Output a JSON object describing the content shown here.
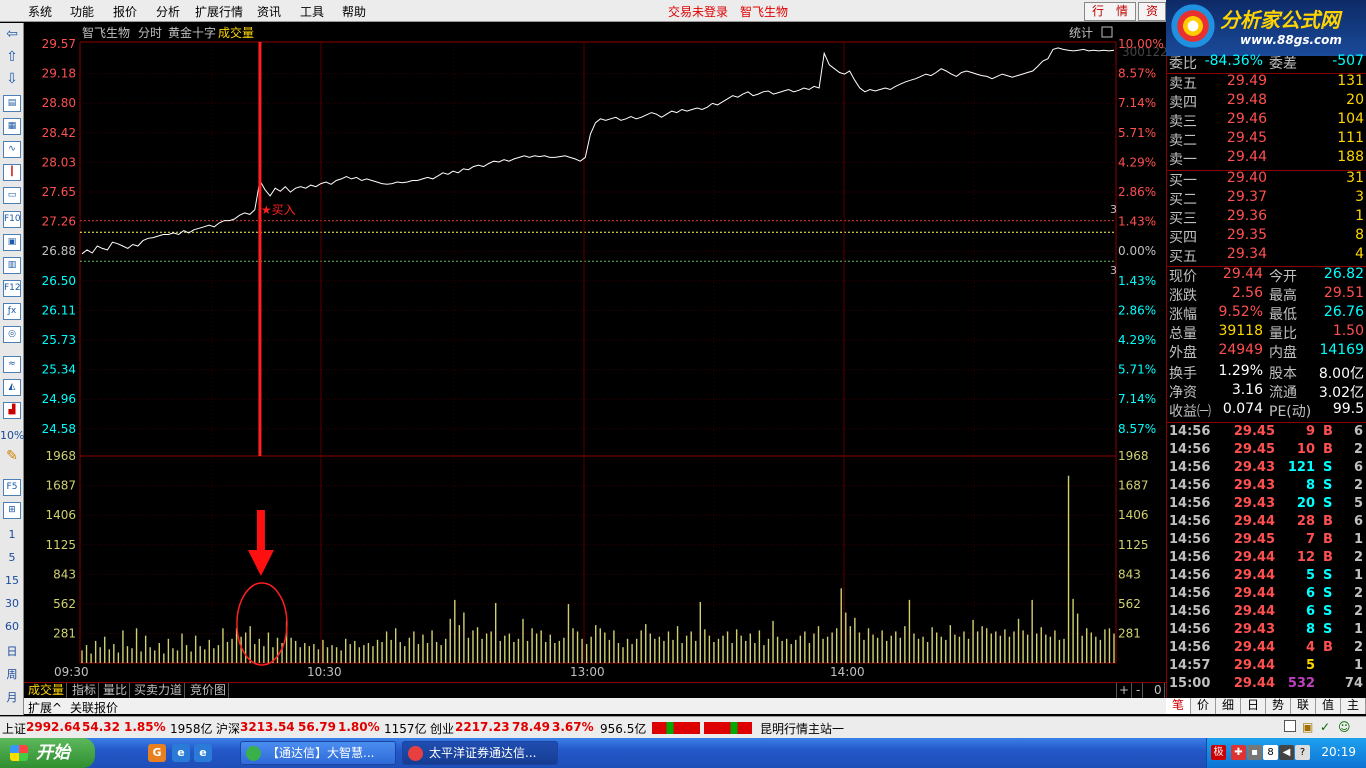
{
  "menu": [
    "系统",
    "功能",
    "报价",
    "分析",
    "扩展行情",
    "资讯",
    "工具",
    "帮助"
  ],
  "login_status": "交易未登录",
  "stock_title": "智飞生物",
  "top_buttons": [
    "行　情",
    "资"
  ],
  "logo": {
    "text": "分析家公式网",
    "url": "www.88gs.com"
  },
  "chart": {
    "header": {
      "name": "智飞生物",
      "mode": "分时",
      "cross": "黄金十字",
      "indicator": "成交量",
      "stats": "统计"
    },
    "code_overlay": "300122 智飞生物",
    "price_labels": [
      "29.57",
      "29.18",
      "28.80",
      "28.42",
      "28.03",
      "27.65",
      "27.26",
      "26.88",
      "26.50",
      "26.11",
      "25.73",
      "25.34",
      "24.96",
      "24.58"
    ],
    "pct_labels": [
      "10.00%",
      "8.57%",
      "7.14%",
      "5.71%",
      "4.29%",
      "2.86%",
      "1.43%",
      "0.00%",
      "1.43%",
      "2.86%",
      "4.29%",
      "5.71%",
      "7.14%",
      "8.57%"
    ],
    "vol_labels": [
      "1968",
      "1687",
      "1406",
      "1125",
      "843",
      "562",
      "281"
    ],
    "time_labels": [
      "09:30",
      "10:30",
      "13:00",
      "14:00"
    ],
    "buy_label": "★买入",
    "side_marks": [
      "3",
      "3"
    ],
    "volume_values": [
      120,
      170,
      90,
      210,
      150,
      250,
      130,
      180,
      100,
      310,
      160,
      140,
      330,
      110,
      260,
      150,
      120,
      190,
      90,
      230,
      140,
      120,
      280,
      170,
      110,
      260,
      160,
      130,
      220,
      140,
      170,
      330,
      200,
      230,
      330,
      250,
      290,
      350,
      180,
      230,
      160,
      290,
      150,
      240,
      190,
      400,
      240,
      210,
      150,
      190,
      160,
      180,
      130,
      220,
      150,
      170,
      150,
      120,
      230,
      180,
      210,
      150,
      170,
      190,
      160,
      220,
      200,
      300,
      220,
      330,
      200,
      160,
      240,
      300,
      180,
      270,
      190,
      310,
      200,
      170,
      230,
      420,
      600,
      360,
      480,
      240,
      310,
      340,
      230,
      280,
      300,
      570,
      210,
      260,
      280,
      200,
      230,
      420,
      210,
      330,
      280,
      310,
      200,
      270,
      190,
      210,
      240,
      560,
      330,
      300,
      230,
      180,
      250,
      360,
      330,
      290,
      220,
      310,
      190,
      150,
      230,
      180,
      230,
      310,
      370,
      280,
      230,
      250,
      210,
      300,
      220,
      350,
      190,
      260,
      300,
      210,
      580,
      320,
      260,
      200,
      230,
      260,
      300,
      190,
      320,
      260,
      210,
      280,
      190,
      310,
      170,
      230,
      400,
      250,
      210,
      230,
      180,
      220,
      260,
      300,
      190,
      280,
      350,
      230,
      250,
      290,
      330,
      710,
      480,
      350,
      430,
      290,
      220,
      330,
      270,
      240,
      310,
      210,
      260,
      300,
      240,
      350,
      600,
      280,
      230,
      250,
      200,
      340,
      290,
      250,
      220,
      360,
      270,
      250,
      300,
      230,
      410,
      300,
      350,
      330,
      280,
      300,
      260,
      320,
      250,
      300,
      420,
      310,
      270,
      600,
      280,
      340,
      270,
      250,
      310,
      220,
      230,
      1780,
      610,
      470,
      260,
      330,
      290,
      250,
      220,
      320,
      330,
      280
    ],
    "price_values": [
      26.85,
      26.9,
      26.86,
      26.95,
      26.92,
      26.9,
      27.0,
      26.98,
      26.95,
      26.92,
      26.97,
      26.95,
      27.02,
      27.05,
      27.06,
      27.08,
      27.1,
      27.1,
      27.12,
      27.1,
      27.15,
      27.12,
      27.16,
      27.18,
      27.2,
      27.22,
      27.2,
      27.25,
      27.28,
      27.28,
      27.3,
      27.35,
      27.38,
      27.36,
      27.42,
      27.8,
      27.68,
      27.6,
      27.7,
      27.66,
      27.72,
      27.65,
      27.7,
      27.72,
      27.7,
      27.74,
      27.72,
      27.76,
      27.78,
      27.75,
      27.8,
      27.82,
      27.85,
      27.82,
      27.84,
      27.8,
      27.82,
      27.8,
      27.78,
      27.76,
      27.75,
      27.76,
      27.78,
      27.77,
      27.78,
      27.8,
      27.8,
      27.82,
      27.84,
      27.82,
      27.86,
      27.9,
      27.88,
      27.92,
      27.9,
      27.95,
      27.94,
      27.98,
      28.0,
      27.98,
      28.02,
      28.05,
      28.04,
      28.07,
      28.05,
      28.08,
      28.1,
      28.12,
      28.1,
      28.12,
      28.11,
      28.12,
      28.1,
      28.1,
      28.11,
      28.12,
      28.1,
      28.08,
      28.05,
      28.1,
      28.4,
      28.55,
      28.6,
      28.58,
      28.6,
      28.62,
      28.58,
      28.6,
      28.63,
      28.6,
      28.62,
      28.65,
      28.68,
      28.66,
      28.62,
      28.66,
      28.7,
      28.68,
      28.72,
      28.7,
      28.72,
      28.74,
      28.72,
      28.75,
      28.8,
      28.78,
      28.82,
      28.86,
      28.9,
      28.88,
      28.92,
      28.95,
      28.9,
      28.92,
      28.95,
      28.96,
      28.92,
      28.94,
      28.96,
      28.98,
      28.95,
      28.97,
      29.0,
      28.98,
      29.02,
      29.0,
      29.45,
      29.3,
      29.25,
      29.2,
      29.18,
      29.22,
      29.1,
      29.0,
      28.95,
      28.98,
      28.96,
      28.98,
      29.0,
      28.98,
      29.02,
      29.05,
      29.08,
      29.1,
      29.12,
      29.15,
      29.18,
      29.16,
      29.2,
      29.25,
      29.22,
      29.18,
      29.15,
      29.2,
      29.22,
      29.2,
      29.18,
      29.16,
      29.15,
      29.12,
      29.15,
      29.18,
      29.16,
      29.14,
      29.16,
      29.18,
      29.2,
      29.22,
      29.28,
      29.35,
      29.38,
      29.5,
      29.52,
      29.5,
      29.49,
      29.48,
      29.49,
      29.5,
      29.48,
      29.49,
      29.48,
      29.49,
      29.48,
      29.49
    ],
    "first_buy_index": 35
  },
  "bottom_tabs": [
    "成交量",
    "指标",
    "量比",
    "买卖力道",
    "竞价图"
  ],
  "bottom_right_buttons": [
    "+",
    "-",
    "0"
  ],
  "ext_tabs": [
    "扩展^",
    "关联报价"
  ],
  "quote": {
    "weibi": {
      "label": "委比",
      "value": "-84.36%",
      "label2": "委差",
      "value2": "-507"
    },
    "asks": [
      {
        "label": "卖五",
        "price": "29.49",
        "vol": "131"
      },
      {
        "label": "卖四",
        "price": "29.48",
        "vol": "20"
      },
      {
        "label": "卖三",
        "price": "29.46",
        "vol": "104"
      },
      {
        "label": "卖二",
        "price": "29.45",
        "vol": "111"
      },
      {
        "label": "卖一",
        "price": "29.44",
        "vol": "188"
      }
    ],
    "bids": [
      {
        "label": "买一",
        "price": "29.40",
        "vol": "31"
      },
      {
        "label": "买二",
        "price": "29.37",
        "vol": "3"
      },
      {
        "label": "买三",
        "price": "29.36",
        "vol": "1"
      },
      {
        "label": "买四",
        "price": "29.35",
        "vol": "8"
      },
      {
        "label": "买五",
        "price": "29.34",
        "vol": "4"
      }
    ],
    "stats": [
      {
        "l1": "现价",
        "v1": "29.44",
        "c1": "#ff5050",
        "l2": "今开",
        "v2": "26.82",
        "c2": "#00ffff"
      },
      {
        "l1": "涨跌",
        "v1": "2.56",
        "c1": "#ff5050",
        "l2": "最高",
        "v2": "29.51",
        "c2": "#ff5050"
      },
      {
        "l1": "涨幅",
        "v1": "9.52%",
        "c1": "#ff5050",
        "l2": "最低",
        "v2": "26.76",
        "c2": "#00ffff"
      },
      {
        "l1": "总量",
        "v1": "39118",
        "c1": "#ffd700",
        "l2": "量比",
        "v2": "1.50",
        "c2": "#ff5050"
      },
      {
        "l1": "外盘",
        "v1": "24949",
        "c1": "#ff5050",
        "l2": "内盘",
        "v2": "14169",
        "c2": "#00ffff"
      },
      {
        "l1": "换手",
        "v1": "1.29%",
        "c1": "#ffffff",
        "l2": "股本",
        "v2": "8.00亿",
        "c2": "#ffffff"
      },
      {
        "l1": "净资",
        "v1": "3.16",
        "c1": "#ffffff",
        "l2": "流通",
        "v2": "3.02亿",
        "c2": "#ffffff"
      },
      {
        "l1": "收益㈠",
        "v1": "0.074",
        "c1": "#ffffff",
        "l2": "PE(动)",
        "v2": "99.5",
        "c2": "#ffffff"
      }
    ],
    "ticks": [
      {
        "time": "14:56",
        "price": "29.45",
        "vol": "9",
        "dir": "B",
        "cnt": "6"
      },
      {
        "time": "14:56",
        "price": "29.45",
        "vol": "10",
        "dir": "B",
        "cnt": "2"
      },
      {
        "time": "14:56",
        "price": "29.43",
        "vol": "121",
        "dir": "S",
        "cnt": "6"
      },
      {
        "time": "14:56",
        "price": "29.43",
        "vol": "8",
        "dir": "S",
        "cnt": "2"
      },
      {
        "time": "14:56",
        "price": "29.43",
        "vol": "20",
        "dir": "S",
        "cnt": "5"
      },
      {
        "time": "14:56",
        "price": "29.44",
        "vol": "28",
        "dir": "B",
        "cnt": "6"
      },
      {
        "time": "14:56",
        "price": "29.45",
        "vol": "7",
        "dir": "B",
        "cnt": "1"
      },
      {
        "time": "14:56",
        "price": "29.44",
        "vol": "12",
        "dir": "B",
        "cnt": "2"
      },
      {
        "time": "14:56",
        "price": "29.44",
        "vol": "5",
        "dir": "S",
        "cnt": "1"
      },
      {
        "time": "14:56",
        "price": "29.44",
        "vol": "6",
        "dir": "S",
        "cnt": "2"
      },
      {
        "time": "14:56",
        "price": "29.44",
        "vol": "6",
        "dir": "S",
        "cnt": "2"
      },
      {
        "time": "14:56",
        "price": "29.43",
        "vol": "8",
        "dir": "S",
        "cnt": "1"
      },
      {
        "time": "14:56",
        "price": "29.44",
        "vol": "4",
        "dir": "B",
        "cnt": "2"
      },
      {
        "time": "14:57",
        "price": "29.44",
        "vol": "5",
        "dir": "",
        "cnt": "1"
      },
      {
        "time": "15:00",
        "price": "29.44",
        "vol": "532",
        "dir": "",
        "cnt": "74"
      }
    ]
  },
  "rp_tabs": [
    "笔",
    "价",
    "细",
    "日",
    "势",
    "联",
    "值",
    "主"
  ],
  "status": {
    "sh_label": "上证",
    "sh_val": "2992.64",
    "sh_chg": "54.32",
    "sh_pct": "1.85%",
    "sh_amt": "1958亿",
    "sz_label": "沪深",
    "sz_val": "3213.54",
    "sz_chg": "56.79",
    "sz_pct": "1.80%",
    "sz_amt": "1157亿",
    "cy_label": "创业",
    "cy_val": "2217.23",
    "cy_chg": "78.49",
    "cy_pct": "3.67%",
    "cy_amt": "956.5亿",
    "server": "昆明行情主站一"
  },
  "taskbar": {
    "start": "开始",
    "tasks": [
      "【通达信】大智慧...",
      "太平洋证券通达信..."
    ],
    "clock": "20:19"
  },
  "colors": {
    "up": "#ff5050",
    "down": "#00ffff",
    "line": "#ffffff",
    "volume": "#d0d070",
    "grid": "#8b0000",
    "buy": "#ff2020"
  }
}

SHORT PROBLEM
From the entries above, extract each line containing "智飞生物".

SOLVED PROBLEM
  "stock_title": "智飞生物",
      "name": "智飞生物",
    "code_overlay": "300122 智飞生物",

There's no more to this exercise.